» **Data records**
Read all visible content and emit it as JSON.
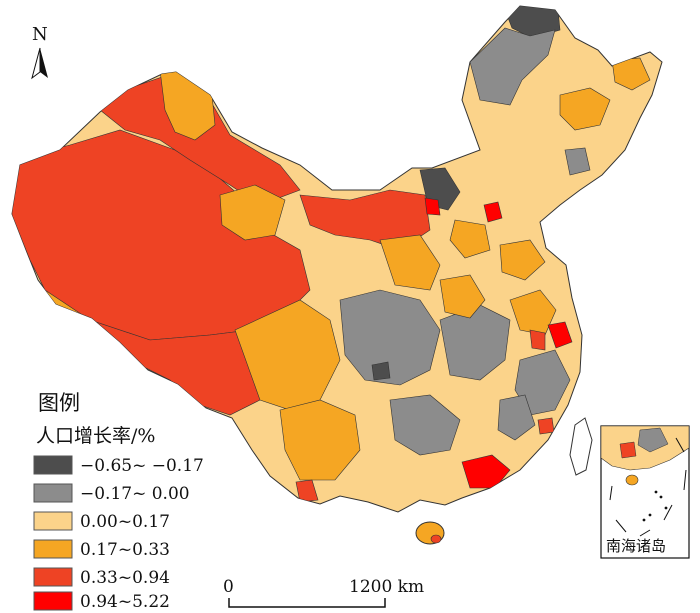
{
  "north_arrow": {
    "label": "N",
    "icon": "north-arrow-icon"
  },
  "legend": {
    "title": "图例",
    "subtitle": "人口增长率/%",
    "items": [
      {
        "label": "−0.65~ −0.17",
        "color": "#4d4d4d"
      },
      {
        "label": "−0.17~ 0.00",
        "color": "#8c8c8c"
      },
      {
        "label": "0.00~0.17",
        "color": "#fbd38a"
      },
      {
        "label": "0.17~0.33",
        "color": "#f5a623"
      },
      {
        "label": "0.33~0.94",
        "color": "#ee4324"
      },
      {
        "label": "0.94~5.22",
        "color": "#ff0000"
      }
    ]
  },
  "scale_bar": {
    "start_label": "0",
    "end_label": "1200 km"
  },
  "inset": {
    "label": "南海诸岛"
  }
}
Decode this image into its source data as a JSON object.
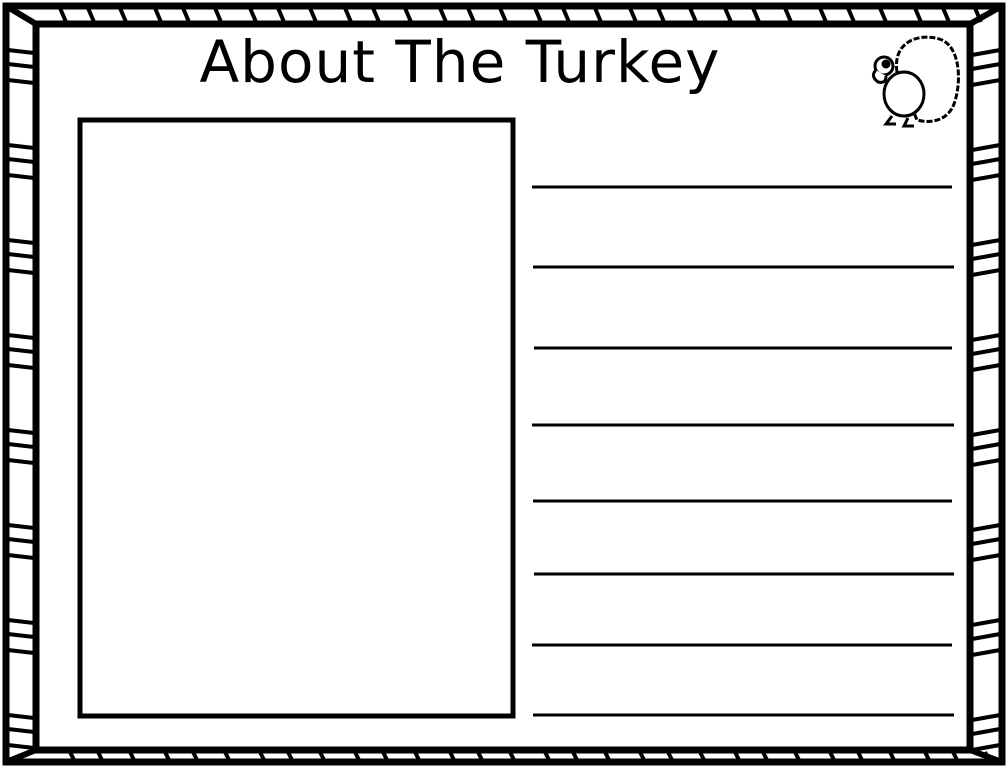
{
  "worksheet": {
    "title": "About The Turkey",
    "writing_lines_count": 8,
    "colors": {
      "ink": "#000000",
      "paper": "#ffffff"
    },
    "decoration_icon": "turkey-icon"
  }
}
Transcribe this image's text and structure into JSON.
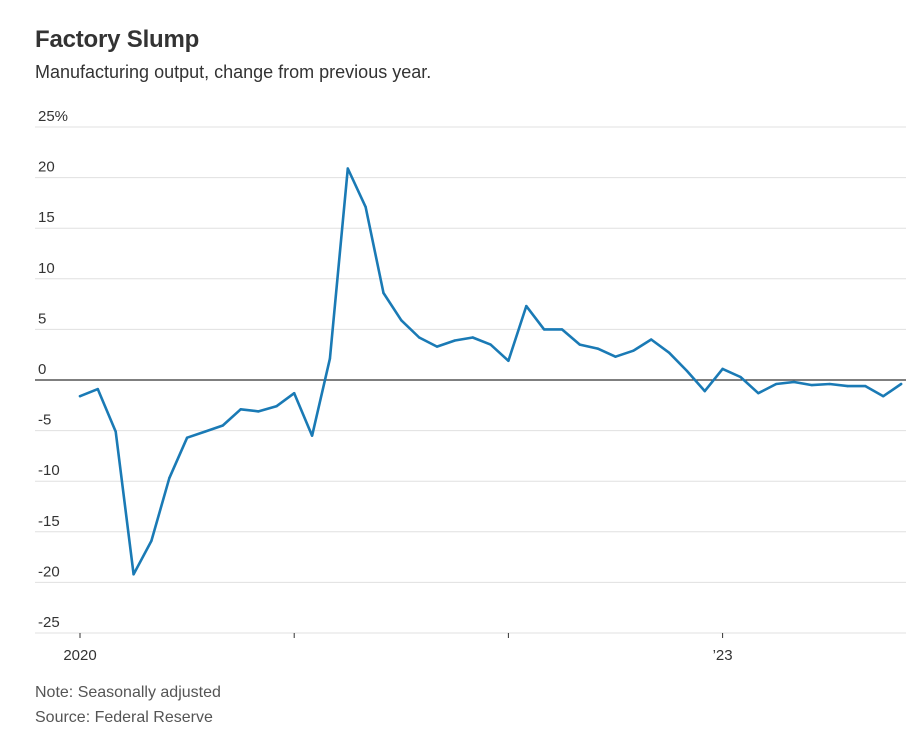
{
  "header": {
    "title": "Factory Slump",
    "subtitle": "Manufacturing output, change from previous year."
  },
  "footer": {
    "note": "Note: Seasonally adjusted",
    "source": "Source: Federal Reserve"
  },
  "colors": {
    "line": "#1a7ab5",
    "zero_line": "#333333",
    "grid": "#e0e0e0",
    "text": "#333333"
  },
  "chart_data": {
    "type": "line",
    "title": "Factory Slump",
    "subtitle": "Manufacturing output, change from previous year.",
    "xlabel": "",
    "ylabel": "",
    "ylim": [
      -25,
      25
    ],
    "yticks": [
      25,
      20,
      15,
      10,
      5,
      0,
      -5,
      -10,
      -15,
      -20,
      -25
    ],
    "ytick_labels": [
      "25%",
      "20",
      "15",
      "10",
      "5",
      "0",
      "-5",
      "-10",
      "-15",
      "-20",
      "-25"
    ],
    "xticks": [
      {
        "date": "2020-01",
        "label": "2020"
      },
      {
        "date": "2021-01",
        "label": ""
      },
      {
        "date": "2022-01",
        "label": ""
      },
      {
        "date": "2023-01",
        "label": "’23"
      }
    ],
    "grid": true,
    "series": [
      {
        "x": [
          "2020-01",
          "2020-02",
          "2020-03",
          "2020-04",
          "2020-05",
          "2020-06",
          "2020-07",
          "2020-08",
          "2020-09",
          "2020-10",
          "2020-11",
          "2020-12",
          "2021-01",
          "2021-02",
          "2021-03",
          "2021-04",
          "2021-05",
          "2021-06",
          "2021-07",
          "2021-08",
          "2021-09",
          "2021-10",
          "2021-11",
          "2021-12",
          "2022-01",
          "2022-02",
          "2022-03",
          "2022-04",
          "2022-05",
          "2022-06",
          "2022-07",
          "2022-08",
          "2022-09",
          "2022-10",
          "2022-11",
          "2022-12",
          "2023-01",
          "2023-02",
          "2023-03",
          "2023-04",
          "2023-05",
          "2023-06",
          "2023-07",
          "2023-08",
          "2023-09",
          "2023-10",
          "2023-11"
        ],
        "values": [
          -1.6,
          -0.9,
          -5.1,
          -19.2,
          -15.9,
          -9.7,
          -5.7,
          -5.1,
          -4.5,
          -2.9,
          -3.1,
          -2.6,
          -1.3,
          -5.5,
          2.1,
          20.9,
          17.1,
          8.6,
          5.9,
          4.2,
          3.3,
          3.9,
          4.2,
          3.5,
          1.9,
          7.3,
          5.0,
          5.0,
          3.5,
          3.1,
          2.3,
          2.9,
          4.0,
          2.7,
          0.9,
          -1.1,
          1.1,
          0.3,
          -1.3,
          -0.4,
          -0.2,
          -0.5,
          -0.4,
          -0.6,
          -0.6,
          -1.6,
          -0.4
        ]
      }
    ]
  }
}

» **Description of the task**
Search the lines above for the string "year" and copy each line that has it.

» **Exercise result**
    "subtitle": "Manufacturing output, change from previous year."
    "subtitle": "Manufacturing output, change from previous year.",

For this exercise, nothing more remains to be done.